(Saved data entries)
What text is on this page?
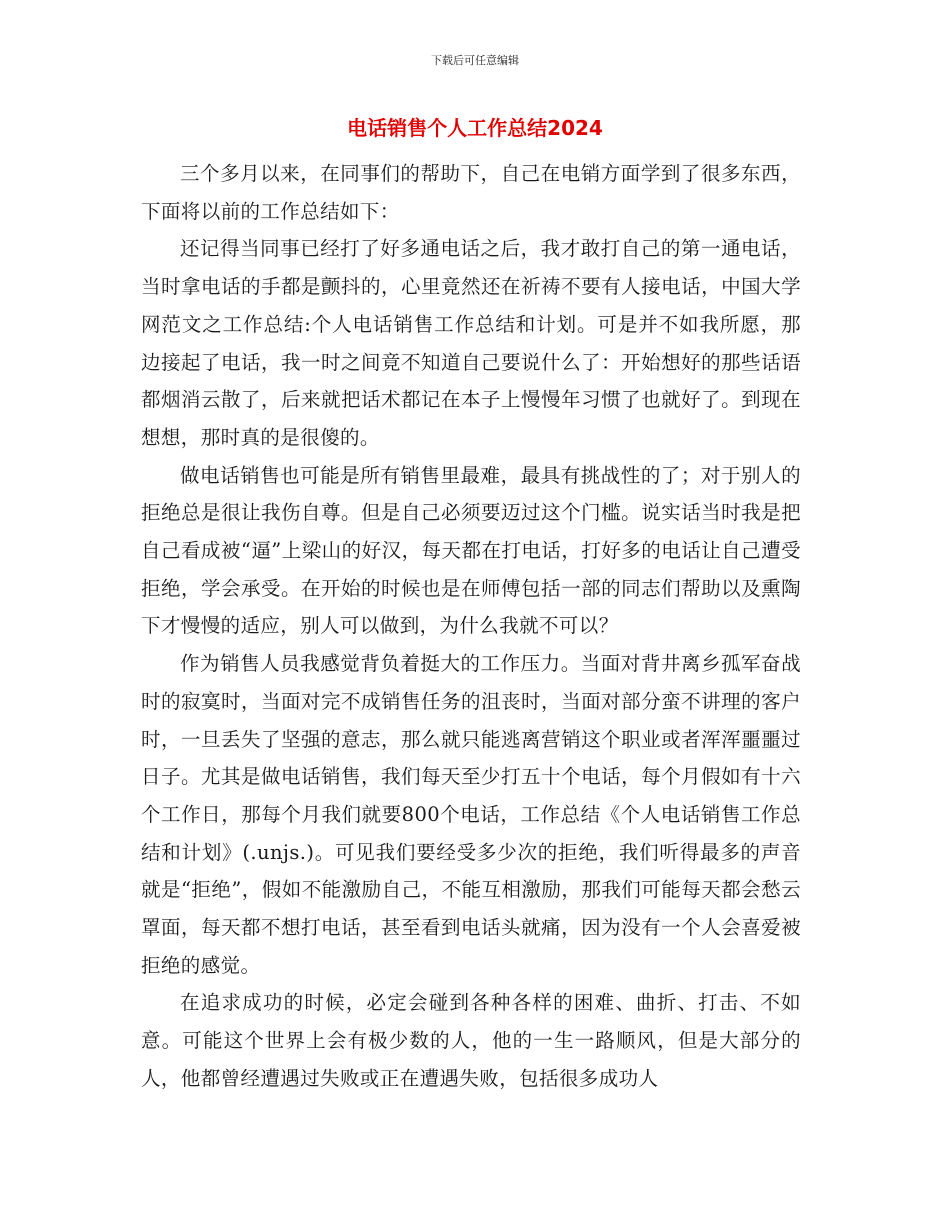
下载后可任意编辑
电话销售个人工作总结2024

三个多月以来，在同事们的帮助下，自己在电销方面学到了很多东西，下面将以前的工作总结如下：

还记得当同事已经打了好多通电话之后，我才敢打自己的第一通电话，当时拿电话的手都是颤抖的，心里竟然还在祈祷不要有人接电话，中国大学网范文之工作总结:个人电话销售工作总结和计划。可是并不如我所愿，那边接起了电话，我一时之间竟不知道自己要说什么了：开始想好的那些话语都烟消云散了，后来就把话术都记在本子上慢慢年习惯了也就好了。到现在想想，那时真的是很傻的。

做电话销售也可能是所有销售里最难，最具有挑战性的了；对于别人的拒绝总是很让我伤自尊。但是自己必须要迈过这个门槛。说实话当时我是把自己看成被“逼”上梁山的好汉，每天都在打电话，打好多的电话让自己遭受拒绝，学会承受。在开始的时候也是在师傅包括一部的同志们帮助以及熏陶下才慢慢的适应，别人可以做到，为什么我就不可以？

作为销售人员我感觉背负着挺大的工作压力。当面对背井离乡孤军奋战时的寂寞时，当面对完不成销售任务的沮丧时，当面对部分蛮不讲理的客户时，一旦丢失了坚强的意志，那么就只能逃离营销这个职业或者浑浑噩噩过日子。尤其是做电话销售，我们每天至少打五十个电话，每个月假如有十六个工作日，那每个月我们就要800个电话，工作总结《个人电话销售工作总结和计划》(.unjs.)。可见我们要经受多少次的拒绝，我们听得最多的声音就是“拒绝”，假如不能激励自己，不能互相激励，那我们可能每天都会愁云罩面，每天都不想打电话，甚至看到电话头就痛，因为没有一个人会喜爱被拒绝的感觉。

在追求成功的时候，必定会碰到各种各样的困难、曲折、打击、不如意。可能这个世界上会有极少数的人，他的一生一路顺风，但是大部分的人，他都曾经遭遇过失败或正在遭遇失败，包括很多成功人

JOB: Without the pictures, transcribe the listing above exactly.

TASK ANSWER:
What text is on this page?
下载后可任意编辑
电话销售个人工作总结2024

三个多月以来，在同事们的帮助下，自己在电销方面学到了很多东西，下面将以前的工作总结如下：

还记得当同事已经打了好多通电话之后，我才敢打自己的第一通电话，当时拿电话的手都是颤抖的，心里竟然还在祈祷不要有人接电话，中国大学网范文之工作总结:个人电话销售工作总结和计划。可是并不如我所愿，那边接起了电话，我一时之间竟不知道自己要说什么了：开始想好的那些话语都烟消云散了，后来就把话术都记在本子上慢慢年习惯了也就好了。到现在想想，那时真的是很傻的。

做电话销售也可能是所有销售里最难，最具有挑战性的了；对于别人的拒绝总是很让我伤自尊。但是自己必须要迈过这个门槛。说实话当时我是把自己看成被“逼”上梁山的好汉，每天都在打电话，打好多的电话让自己遭受拒绝，学会承受。在开始的时候也是在师傅包括一部的同志们帮助以及熏陶下才慢慢的适应，别人可以做到，为什么我就不可以？

作为销售人员我感觉背负着挺大的工作压力。当面对背井离乡孤军奋战时的寂寞时，当面对完不成销售任务的沮丧时，当面对部分蛮不讲理的客户时，一旦丢失了坚强的意志，那么就只能逃离营销这个职业或者浑浑噩噩过日子。尤其是做电话销售，我们每天至少打五十个电话，每个月假如有十六个工作日，那每个月我们就要800个电话，工作总结《个人电话销售工作总结和计划》(.unjs.)。可见我们要经受多少次的拒绝，我们听得最多的声音就是“拒绝”，假如不能激励自己，不能互相激励，那我们可能每天都会愁云罩面，每天都不想打电话，甚至看到电话头就痛，因为没有一个人会喜爱被拒绝的感觉。

在追求成功的时候，必定会碰到各种各样的困难、曲折、打击、不如意。可能这个世界上会有极少数的人，他的一生一路顺风，但是大部分的人，他都曾经遭遇过失败或正在遭遇失败，包括很多成功人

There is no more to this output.